### Work to do
Reproduce each line of the material precisely.

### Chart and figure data
-- start --
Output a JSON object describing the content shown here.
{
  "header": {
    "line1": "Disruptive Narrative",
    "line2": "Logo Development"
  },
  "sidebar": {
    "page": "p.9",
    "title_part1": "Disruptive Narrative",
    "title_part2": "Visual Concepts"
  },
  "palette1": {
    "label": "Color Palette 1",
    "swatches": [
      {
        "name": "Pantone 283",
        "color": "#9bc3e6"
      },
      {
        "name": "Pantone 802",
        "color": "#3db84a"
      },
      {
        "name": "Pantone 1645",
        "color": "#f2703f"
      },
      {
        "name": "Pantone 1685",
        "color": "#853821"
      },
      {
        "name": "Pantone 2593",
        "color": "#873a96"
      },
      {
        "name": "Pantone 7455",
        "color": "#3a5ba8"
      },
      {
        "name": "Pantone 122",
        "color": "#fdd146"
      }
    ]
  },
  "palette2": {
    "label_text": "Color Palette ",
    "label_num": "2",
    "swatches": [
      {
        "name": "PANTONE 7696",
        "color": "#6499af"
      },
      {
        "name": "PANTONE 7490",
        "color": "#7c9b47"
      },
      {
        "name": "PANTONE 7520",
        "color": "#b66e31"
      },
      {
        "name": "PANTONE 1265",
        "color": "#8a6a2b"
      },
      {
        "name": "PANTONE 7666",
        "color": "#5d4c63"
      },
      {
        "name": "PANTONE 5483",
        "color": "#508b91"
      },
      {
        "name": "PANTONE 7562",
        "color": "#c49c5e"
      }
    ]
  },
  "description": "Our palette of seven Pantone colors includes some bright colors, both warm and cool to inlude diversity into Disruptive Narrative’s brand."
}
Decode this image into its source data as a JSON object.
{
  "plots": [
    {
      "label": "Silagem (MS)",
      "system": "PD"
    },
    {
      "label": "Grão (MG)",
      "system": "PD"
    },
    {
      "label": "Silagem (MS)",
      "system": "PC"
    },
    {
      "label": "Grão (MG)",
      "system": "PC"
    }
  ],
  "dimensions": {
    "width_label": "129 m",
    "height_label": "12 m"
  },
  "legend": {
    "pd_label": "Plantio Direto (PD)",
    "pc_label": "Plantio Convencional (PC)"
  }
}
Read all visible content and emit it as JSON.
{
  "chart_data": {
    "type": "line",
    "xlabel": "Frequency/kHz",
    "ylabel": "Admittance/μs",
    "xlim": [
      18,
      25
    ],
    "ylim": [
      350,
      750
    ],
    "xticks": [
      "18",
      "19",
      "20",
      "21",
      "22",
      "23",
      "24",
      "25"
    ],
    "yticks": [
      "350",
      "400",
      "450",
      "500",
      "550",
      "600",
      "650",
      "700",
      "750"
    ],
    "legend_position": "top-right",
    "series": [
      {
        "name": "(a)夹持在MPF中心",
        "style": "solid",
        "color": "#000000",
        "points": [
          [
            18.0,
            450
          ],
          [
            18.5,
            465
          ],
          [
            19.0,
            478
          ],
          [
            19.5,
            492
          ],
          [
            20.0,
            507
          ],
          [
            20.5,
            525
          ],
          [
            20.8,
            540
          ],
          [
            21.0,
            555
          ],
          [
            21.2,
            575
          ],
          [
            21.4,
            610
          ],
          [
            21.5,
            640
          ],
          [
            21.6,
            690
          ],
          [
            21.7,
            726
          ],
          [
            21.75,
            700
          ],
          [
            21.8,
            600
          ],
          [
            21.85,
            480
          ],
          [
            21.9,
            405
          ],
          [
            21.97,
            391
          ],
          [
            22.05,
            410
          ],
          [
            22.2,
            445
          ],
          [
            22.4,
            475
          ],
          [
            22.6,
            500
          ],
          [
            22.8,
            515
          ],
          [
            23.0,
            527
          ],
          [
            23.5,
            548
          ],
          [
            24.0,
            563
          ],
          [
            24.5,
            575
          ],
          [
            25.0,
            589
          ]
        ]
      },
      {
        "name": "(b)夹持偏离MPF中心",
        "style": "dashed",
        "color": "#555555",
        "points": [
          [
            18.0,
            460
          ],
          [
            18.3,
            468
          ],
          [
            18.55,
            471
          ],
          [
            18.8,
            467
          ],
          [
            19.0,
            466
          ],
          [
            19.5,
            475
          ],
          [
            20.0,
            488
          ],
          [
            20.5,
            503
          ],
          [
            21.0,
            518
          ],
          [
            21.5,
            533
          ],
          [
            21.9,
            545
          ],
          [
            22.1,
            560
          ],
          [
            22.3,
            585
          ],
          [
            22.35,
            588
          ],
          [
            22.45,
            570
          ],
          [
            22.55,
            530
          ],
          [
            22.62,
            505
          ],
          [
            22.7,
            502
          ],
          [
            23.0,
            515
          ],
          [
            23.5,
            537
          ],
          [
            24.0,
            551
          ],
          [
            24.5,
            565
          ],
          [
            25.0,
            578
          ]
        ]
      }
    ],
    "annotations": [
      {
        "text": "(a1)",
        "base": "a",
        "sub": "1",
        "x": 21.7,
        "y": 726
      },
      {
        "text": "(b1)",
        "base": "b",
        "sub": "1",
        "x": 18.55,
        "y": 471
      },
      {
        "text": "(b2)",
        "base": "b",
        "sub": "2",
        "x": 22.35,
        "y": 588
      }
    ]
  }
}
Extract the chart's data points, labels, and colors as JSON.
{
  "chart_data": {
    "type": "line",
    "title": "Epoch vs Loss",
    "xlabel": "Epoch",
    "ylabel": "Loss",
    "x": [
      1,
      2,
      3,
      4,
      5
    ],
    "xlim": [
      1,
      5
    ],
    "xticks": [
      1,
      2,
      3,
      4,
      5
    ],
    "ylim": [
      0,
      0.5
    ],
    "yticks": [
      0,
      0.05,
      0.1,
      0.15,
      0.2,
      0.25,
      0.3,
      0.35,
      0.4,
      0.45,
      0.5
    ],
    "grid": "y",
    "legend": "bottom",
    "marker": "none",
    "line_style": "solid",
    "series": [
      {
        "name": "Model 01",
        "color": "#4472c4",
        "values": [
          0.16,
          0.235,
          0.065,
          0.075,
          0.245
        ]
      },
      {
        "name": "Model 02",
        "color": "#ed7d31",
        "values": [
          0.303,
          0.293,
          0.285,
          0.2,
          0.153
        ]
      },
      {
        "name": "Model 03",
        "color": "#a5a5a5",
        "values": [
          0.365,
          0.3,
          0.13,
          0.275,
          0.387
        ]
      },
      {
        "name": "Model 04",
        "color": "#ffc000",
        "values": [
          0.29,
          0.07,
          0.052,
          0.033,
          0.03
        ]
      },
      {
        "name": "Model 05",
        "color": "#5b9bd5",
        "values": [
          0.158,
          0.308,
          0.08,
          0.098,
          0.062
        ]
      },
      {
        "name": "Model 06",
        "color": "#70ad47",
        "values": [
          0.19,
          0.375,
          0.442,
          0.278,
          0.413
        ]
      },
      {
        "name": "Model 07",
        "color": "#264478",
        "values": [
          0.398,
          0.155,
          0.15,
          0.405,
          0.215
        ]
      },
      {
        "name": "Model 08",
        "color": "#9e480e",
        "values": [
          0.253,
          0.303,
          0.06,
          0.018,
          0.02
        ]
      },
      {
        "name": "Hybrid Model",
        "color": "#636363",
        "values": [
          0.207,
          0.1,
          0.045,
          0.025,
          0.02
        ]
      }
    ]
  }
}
-- end --
### Exercise result
Output a JSON object describing the content shown here.
{
  "header": {
    "line1": "Disruptive Narrative",
    "line2": "Logo Development"
  },
  "sidebar": {
    "page": "p.9",
    "title_part1": "Disruptive Narrative",
    "title_part2": "Visual Concepts"
  },
  "palette1": {
    "label": "Color Palette 1",
    "swatches": [
      {
        "name": "Pantone 283",
        "color": "#9bc3e6"
      },
      {
        "name": "Pantone 802",
        "color": "#3db84a"
      },
      {
        "name": "Pantone 1645",
        "color": "#f2703f"
      },
      {
        "name": "Pantone 1685",
        "color": "#853821"
      },
      {
        "name": "Pantone 2593",
        "color": "#873a96"
      },
      {
        "name": "Pantone 7455",
        "color": "#3a5ba8"
      },
      {
        "name": "Pantone 122",
        "color": "#fdd146"
      }
    ]
  },
  "palette2": {
    "label_text": "Color Palette ",
    "label_num": "2",
    "swatches": [
      {
        "name": "PANTONE 7696",
        "color": "#6499af"
      },
      {
        "name": "PANTONE 7490",
        "color": "#7c9b47"
      },
      {
        "name": "PANTONE 7520",
        "color": "#b66e31"
      },
      {
        "name": "PANTONE 1265",
        "color": "#8a6a2b"
      },
      {
        "name": "PANTONE 7666",
        "color": "#5d4c63"
      },
      {
        "name": "PANTONE 5483",
        "color": "#508b91"
      },
      {
        "name": "PANTONE 7562",
        "color": "#c49c5e"
      }
    ]
  },
  "description": "Our palette of seven Pantone colors includes some bright colors, both warm and cool to inlude diversity into Disruptive Narrative’s brand."
}
Decode this image into its source data as a JSON object.
{
  "plots": [
    {
      "label": "Silagem (MS)",
      "system": "PD"
    },
    {
      "label": "Grão (MG)",
      "system": "PD"
    },
    {
      "label": "Silagem (MS)",
      "system": "PC"
    },
    {
      "label": "Grão (MG)",
      "system": "PC"
    }
  ],
  "dimensions": {
    "width_label": "129 m",
    "height_label": "12 m"
  },
  "legend": {
    "pd_label": "Plantio Direto (PD)",
    "pc_label": "Plantio Convencional (PC)"
  }
}
Read all visible content and emit it as JSON.
{
  "chart_data": {
    "type": "line",
    "xlabel": "Frequency/kHz",
    "ylabel": "Admittance/μs",
    "xlim": [
      18,
      25
    ],
    "ylim": [
      350,
      750
    ],
    "xticks": [
      "18",
      "19",
      "20",
      "21",
      "22",
      "23",
      "24",
      "25"
    ],
    "yticks": [
      "350",
      "400",
      "450",
      "500",
      "550",
      "600",
      "650",
      "700",
      "750"
    ],
    "legend_position": "top-right",
    "series": [
      {
        "name": "(a)夹持在MPF中心",
        "style": "solid",
        "color": "#000000",
        "points": [
          [
            18.0,
            450
          ],
          [
            18.5,
            465
          ],
          [
            19.0,
            478
          ],
          [
            19.5,
            492
          ],
          [
            20.0,
            507
          ],
          [
            20.5,
            525
          ],
          [
            20.8,
            540
          ],
          [
            21.0,
            555
          ],
          [
            21.2,
            575
          ],
          [
            21.4,
            610
          ],
          [
            21.5,
            640
          ],
          [
            21.6,
            690
          ],
          [
            21.7,
            726
          ],
          [
            21.75,
            700
          ],
          [
            21.8,
            600
          ],
          [
            21.85,
            480
          ],
          [
            21.9,
            405
          ],
          [
            21.97,
            391
          ],
          [
            22.05,
            410
          ],
          [
            22.2,
            445
          ],
          [
            22.4,
            475
          ],
          [
            22.6,
            500
          ],
          [
            22.8,
            515
          ],
          [
            23.0,
            527
          ],
          [
            23.5,
            548
          ],
          [
            24.0,
            563
          ],
          [
            24.5,
            575
          ],
          [
            25.0,
            589
          ]
        ]
      },
      {
        "name": "(b)夹持偏离MPF中心",
        "style": "dashed",
        "color": "#555555",
        "points": [
          [
            18.0,
            460
          ],
          [
            18.3,
            468
          ],
          [
            18.55,
            471
          ],
          [
            18.8,
            467
          ],
          [
            19.0,
            466
          ],
          [
            19.5,
            475
          ],
          [
            20.0,
            488
          ],
          [
            20.5,
            503
          ],
          [
            21.0,
            518
          ],
          [
            21.5,
            533
          ],
          [
            21.9,
            545
          ],
          [
            22.1,
            560
          ],
          [
            22.3,
            585
          ],
          [
            22.35,
            588
          ],
          [
            22.45,
            570
          ],
          [
            22.55,
            530
          ],
          [
            22.62,
            505
          ],
          [
            22.7,
            502
          ],
          [
            23.0,
            515
          ],
          [
            23.5,
            537
          ],
          [
            24.0,
            551
          ],
          [
            24.5,
            565
          ],
          [
            25.0,
            578
          ]
        ]
      }
    ],
    "annotations": [
      {
        "text": "(a1)",
        "base": "a",
        "sub": "1",
        "x": 21.7,
        "y": 726
      },
      {
        "text": "(b1)",
        "base": "b",
        "sub": "1",
        "x": 18.55,
        "y": 471
      },
      {
        "text": "(b2)",
        "base": "b",
        "sub": "2",
        "x": 22.35,
        "y": 588
      }
    ]
  }
}
Extract the chart's data points, labels, and colors as JSON.
{
  "chart_data": {
    "type": "line",
    "title": "Epoch vs Loss",
    "xlabel": "Epoch",
    "ylabel": "Loss",
    "x": [
      1,
      2,
      3,
      4,
      5
    ],
    "xlim": [
      1,
      5
    ],
    "xticks": [
      1,
      2,
      3,
      4,
      5
    ],
    "ylim": [
      0,
      0.5
    ],
    "yticks": [
      0,
      0.05,
      0.1,
      0.15,
      0.2,
      0.25,
      0.3,
      0.35,
      0.4,
      0.45,
      0.5
    ],
    "grid": "y",
    "legend": "bottom",
    "marker": "none",
    "line_style": "solid",
    "series": [
      {
        "name": "Model 01",
        "color": "#4472c4",
        "values": [
          0.16,
          0.235,
          0.065,
          0.075,
          0.245
        ]
      },
      {
        "name": "Model 02",
        "color": "#ed7d31",
        "values": [
          0.303,
          0.293,
          0.285,
          0.2,
          0.153
        ]
      },
      {
        "name": "Model 03",
        "color": "#a5a5a5",
        "values": [
          0.365,
          0.3,
          0.13,
          0.275,
          0.387
        ]
      },
      {
        "name": "Model 04",
        "color": "#ffc000",
        "values": [
          0.29,
          0.07,
          0.052,
          0.033,
          0.03
        ]
      },
      {
        "name": "Model 05",
        "color": "#5b9bd5",
        "values": [
          0.158,
          0.308,
          0.08,
          0.098,
          0.062
        ]
      },
      {
        "name": "Model 06",
        "color": "#70ad47",
        "values": [
          0.19,
          0.375,
          0.442,
          0.278,
          0.413
        ]
      },
      {
        "name": "Model 07",
        "color": "#264478",
        "values": [
          0.398,
          0.155,
          0.15,
          0.405,
          0.215
        ]
      },
      {
        "name": "Model 08",
        "color": "#9e480e",
        "values": [
          0.253,
          0.303,
          0.06,
          0.018,
          0.02
        ]
      },
      {
        "name": "Hybrid Model",
        "color": "#636363",
        "values": [
          0.207,
          0.1,
          0.045,
          0.025,
          0.02
        ]
      }
    ]
  }
}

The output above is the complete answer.